▸ **RECORDS FOR THE TASK**

┏━━

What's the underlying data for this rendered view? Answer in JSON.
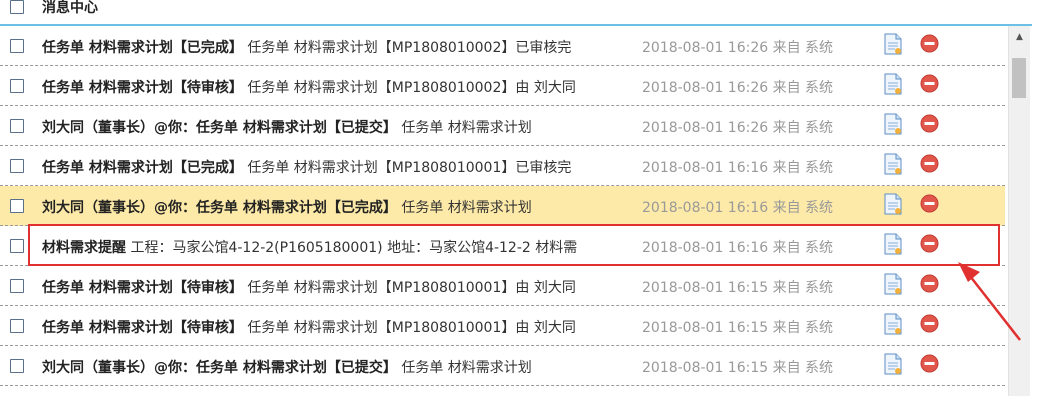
{
  "header": {
    "title": "消息中心"
  },
  "rows": [
    {
      "bold": "任务单 材料需求计划【已完成】",
      "rest": " 任务单 材料需求计划【MP1808010002】已审核完",
      "time": "2018-08-01 16:26 来自 系统",
      "highlight": false
    },
    {
      "bold": "任务单 材料需求计划【待审核】",
      "rest": " 任务单 材料需求计划【MP1808010002】由 刘大同",
      "time": "2018-08-01 16:26 来自 系统",
      "highlight": false
    },
    {
      "bold": "刘大同（董事长）@你：任务单 材料需求计划【已提交】",
      "rest": " 任务单 材料需求计划",
      "time": "2018-08-01 16:26 来自 系统",
      "highlight": false
    },
    {
      "bold": "任务单 材料需求计划【已完成】",
      "rest": " 任务单 材料需求计划【MP1808010001】已审核完",
      "time": "2018-08-01 16:16 来自 系统",
      "highlight": false
    },
    {
      "bold": "刘大同（董事长）@你：任务单 材料需求计划【已完成】",
      "rest": " 任务单 材料需求计划",
      "time": "2018-08-01 16:16 来自 系统",
      "highlight": true
    },
    {
      "bold": "材料需求提醒",
      "rest": " 工程：马家公馆4-12-2(P1605180001) 地址：马家公馆4-12-2 材料需",
      "time": "2018-08-01 16:16 来自 系统",
      "highlight": false
    },
    {
      "bold": "任务单 材料需求计划【待审核】",
      "rest": " 任务单 材料需求计划【MP1808010001】由 刘大同",
      "time": "2018-08-01 16:15 来自 系统",
      "highlight": false
    },
    {
      "bold": "任务单 材料需求计划【待审核】",
      "rest": " 任务单 材料需求计划【MP1808010001】由 刘大同",
      "time": "2018-08-01 16:15 来自 系统",
      "highlight": false
    },
    {
      "bold": "刘大同（董事长）@你：任务单 材料需求计划【已提交】",
      "rest": " 任务单 材料需求计划",
      "time": "2018-08-01 16:15 来自 系统",
      "highlight": false
    }
  ],
  "colors": {
    "highlight_row": "#fdeaa8",
    "annotation": "#e03030",
    "header_rule": "#6cc0e5"
  },
  "icons": {
    "view": "document-icon",
    "delete": "delete-icon"
  }
}
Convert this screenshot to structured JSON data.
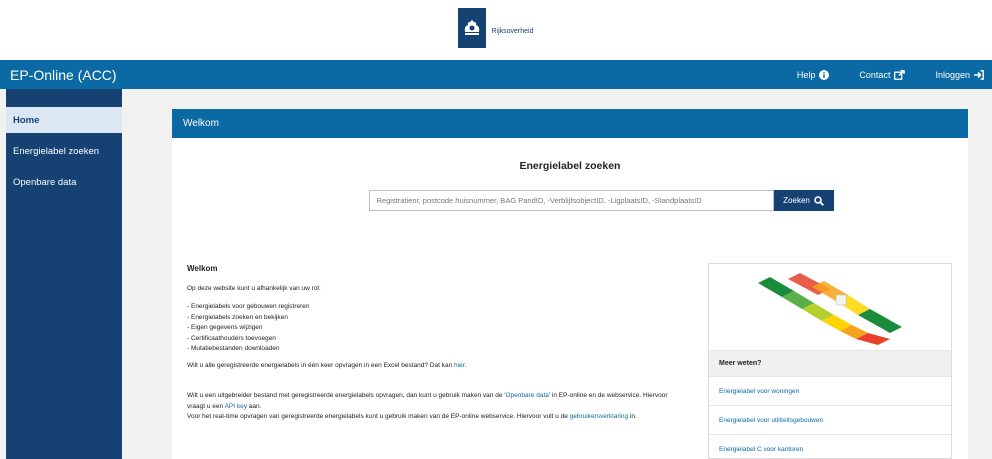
{
  "gov": {
    "name": "Rijksoverheid",
    "logo_icon": "rijksoverheid-lion-icon",
    "color": "#154273"
  },
  "topbar": {
    "title": "EP-Online (ACC)",
    "color": "#0b6aa3",
    "nav": [
      {
        "label": "Help",
        "icon": "info-circle-icon"
      },
      {
        "label": "Contact",
        "icon": "external-link-icon"
      },
      {
        "label": "Inloggen",
        "icon": "sign-in-icon"
      }
    ]
  },
  "sidebar": {
    "color": "#154273",
    "items": [
      {
        "label": "Home",
        "active": true
      },
      {
        "label": "Energielabel zoeken",
        "active": false
      },
      {
        "label": "Openbare data",
        "active": false
      }
    ]
  },
  "content": {
    "header": "Welkom",
    "search": {
      "title": "Energielabel zoeken",
      "placeholder": "Registratienr, postcode huisnummer, BAG PandID, -VerblijfsobjectID, -LigplaatsID, -StandplaatsID",
      "button_label": "Zoeken",
      "button_icon": "search-icon"
    },
    "intro": {
      "heading": "Welkom",
      "lead": "Op deze website kunt u afhankelijk van uw rol:",
      "bullets": [
        "Energielabels voor gebouwen registreren",
        "Energielabels zoeken en bekijken",
        "Eigen gegevens wijzigen",
        "Certificaathouders toevoegen",
        "Mutatiebestanden downloaden"
      ],
      "excel_text": "Wilt u alle geregistreerde energielabels in één keer opvragen in een Excel bestand? Dat kan ",
      "excel_link": "hier",
      "excel_end": ".",
      "p2_a": "Wilt u een uitgebreider bestand met geregistreerde energielabels opvragen, dan kunt u gebruik maken van de '",
      "p2_link1": "Openbare data",
      "p2_b": "' in EP-online en de webservice. Hiervoor vraagt u een ",
      "p2_link2": "API key",
      "p2_c": " aan.",
      "p3_a": "Voor het real-time opvragen van geregistreerde energielabels kunt u gebruik maken van de EP-online webservice. Hiervoor vult u de ",
      "p3_link": "gebruikersverklaring",
      "p3_b": " in."
    },
    "infobox": {
      "image_icon": "energielabel-illustration-icon",
      "title": "Meer weten?",
      "links": [
        "Energielabel voor woningen",
        "Energielabel voor utiliteitsgebouwen",
        "Energielabel C voor kantoren"
      ]
    }
  }
}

┗━━

▸ **WHAT THE TASK REQUIRES**
Determine the number of lines in the listing that contain the string "webservice". Write that number and nothing else.

▸ **EXERCISE OUTPUT**
2